* BEGIN Material for this exercise *

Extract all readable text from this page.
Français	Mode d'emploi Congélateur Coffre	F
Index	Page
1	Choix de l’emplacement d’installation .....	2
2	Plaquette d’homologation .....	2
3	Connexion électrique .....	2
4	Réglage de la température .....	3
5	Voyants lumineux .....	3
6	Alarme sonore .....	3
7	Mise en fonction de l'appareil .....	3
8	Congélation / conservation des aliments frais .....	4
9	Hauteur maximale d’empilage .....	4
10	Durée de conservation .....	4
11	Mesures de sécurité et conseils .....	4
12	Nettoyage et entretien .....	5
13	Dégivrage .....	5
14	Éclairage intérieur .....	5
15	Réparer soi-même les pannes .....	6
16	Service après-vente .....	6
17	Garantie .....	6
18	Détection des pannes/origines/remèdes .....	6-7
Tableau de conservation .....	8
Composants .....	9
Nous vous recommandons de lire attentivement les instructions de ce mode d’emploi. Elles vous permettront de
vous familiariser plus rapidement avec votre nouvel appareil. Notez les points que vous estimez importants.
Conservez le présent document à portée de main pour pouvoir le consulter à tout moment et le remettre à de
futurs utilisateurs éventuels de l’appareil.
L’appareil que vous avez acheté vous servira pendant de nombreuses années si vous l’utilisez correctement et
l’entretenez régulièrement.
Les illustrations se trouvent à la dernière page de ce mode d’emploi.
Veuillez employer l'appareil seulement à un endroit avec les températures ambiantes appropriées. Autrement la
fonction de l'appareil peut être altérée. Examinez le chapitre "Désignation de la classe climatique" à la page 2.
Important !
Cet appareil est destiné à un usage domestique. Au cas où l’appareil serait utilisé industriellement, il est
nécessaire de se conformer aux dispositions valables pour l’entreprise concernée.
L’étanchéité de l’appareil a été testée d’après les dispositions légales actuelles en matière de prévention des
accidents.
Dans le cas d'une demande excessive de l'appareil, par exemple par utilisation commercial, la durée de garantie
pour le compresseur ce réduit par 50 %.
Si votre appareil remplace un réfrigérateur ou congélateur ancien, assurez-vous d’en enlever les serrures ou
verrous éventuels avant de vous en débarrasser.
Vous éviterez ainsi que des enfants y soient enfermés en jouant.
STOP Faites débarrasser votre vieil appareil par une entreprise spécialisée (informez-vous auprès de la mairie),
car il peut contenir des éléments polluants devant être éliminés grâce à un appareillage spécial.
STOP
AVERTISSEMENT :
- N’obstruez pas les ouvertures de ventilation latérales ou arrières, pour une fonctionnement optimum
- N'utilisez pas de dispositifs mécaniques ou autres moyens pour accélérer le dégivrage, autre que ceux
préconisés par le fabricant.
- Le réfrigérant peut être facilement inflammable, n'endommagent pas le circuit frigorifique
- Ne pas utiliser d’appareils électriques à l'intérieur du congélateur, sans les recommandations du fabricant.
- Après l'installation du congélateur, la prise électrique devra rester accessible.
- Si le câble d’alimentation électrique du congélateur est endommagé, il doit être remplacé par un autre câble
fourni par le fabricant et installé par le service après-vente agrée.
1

* END Material for this exercise *

▶ [Direction]
Transcribe every entry word for word.

▶ [Written reply]
Extract all readable text from this page.
Français	Mode d'emploi Congélateur Coffre	F
Index	Page
1	Choix de l’emplacement d’installation .....	2
2	Plaquette d’homologation .....	2
3	Connexion électrique .....	2
4	Réglage de la température .....	3
5	Voyants lumineux .....	3
6	Alarme sonore .....	3
7	Mise en fonction de l'appareil .....	3
8	Congélation / conservation des aliments frais .....	4
9	Hauteur maximale d’empilage .....	4
10	Durée de conservation .....	4
11	Mesures de sécurité et conseils .....	4
12	Nettoyage et entretien .....	5
13	Dégivrage .....	5
14	Éclairage intérieur .....	5
15	Réparer soi-même les pannes .....	6
16	Service après-vente .....	6
17	Garantie .....	6
18	Détection des pannes/origines/remèdes .....	6-7
Tableau de conservation .....	8
Composants .....	9
Nous vous recommandons de lire attentivement les instructions de ce mode d’emploi. Elles vous permettront de
vous familiariser plus rapidement avec votre nouvel appareil. Notez les points que vous estimez importants.
Conservez le présent document à portée de main pour pouvoir le consulter à tout moment et le remettre à de
futurs utilisateurs éventuels de l’appareil.
L’appareil que vous avez acheté vous servira pendant de nombreuses années si vous l’utilisez correctement et
l’entretenez régulièrement.
Les illustrations se trouvent à la dernière page de ce mode d’emploi.
Veuillez employer l'appareil seulement à un endroit avec les températures ambiantes appropriées. Autrement la
fonction de l'appareil peut être altérée. Examinez le chapitre "Désignation de la classe climatique" à la page 2.
Important !
Cet appareil est destiné à un usage domestique. Au cas où l’appareil serait utilisé industriellement, il est
nécessaire de se conformer aux dispositions valables pour l’entreprise concernée.
L’étanchéité de l’appareil a été testée d’après les dispositions légales actuelles en matière de prévention des
accidents.
Dans le cas d'une demande excessive de l'appareil, par exemple par utilisation commercial, la durée de garantie
pour le compresseur ce réduit par 50 %.
Si votre appareil remplace un réfrigérateur ou congélateur ancien, assurez-vous d’en enlever les serrures ou
verrous éventuels avant de vous en débarrasser.
Vous éviterez ainsi que des enfants y soient enfermés en jouant.
STOP Faites débarrasser votre vieil appareil par une entreprise spécialisée (informez-vous auprès de la mairie),
car il peut contenir des éléments polluants devant être éliminés grâce à un appareillage spécial.
STOP
AVERTISSEMENT :
- N’obstruez pas les ouvertures de ventilation latérales ou arrières, pour une fonctionnement optimum
- N'utilisez pas de dispositifs mécaniques ou autres moyens pour accélérer le dégivrage, autre que ceux
préconisés par le fabricant.
- Le réfrigérant peut être facilement inflammable, n'endommagent pas le circuit frigorifique
- Ne pas utiliser d’appareils électriques à l'intérieur du congélateur, sans les recommandations du fabricant.
- Après l'installation du congélateur, la prise électrique devra rester accessible.
- Si le câble d’alimentation électrique du congélateur est endommagé, il doit être remplacé par un autre câble
fourni par le fabricant et installé par le service après-vente agrée.
1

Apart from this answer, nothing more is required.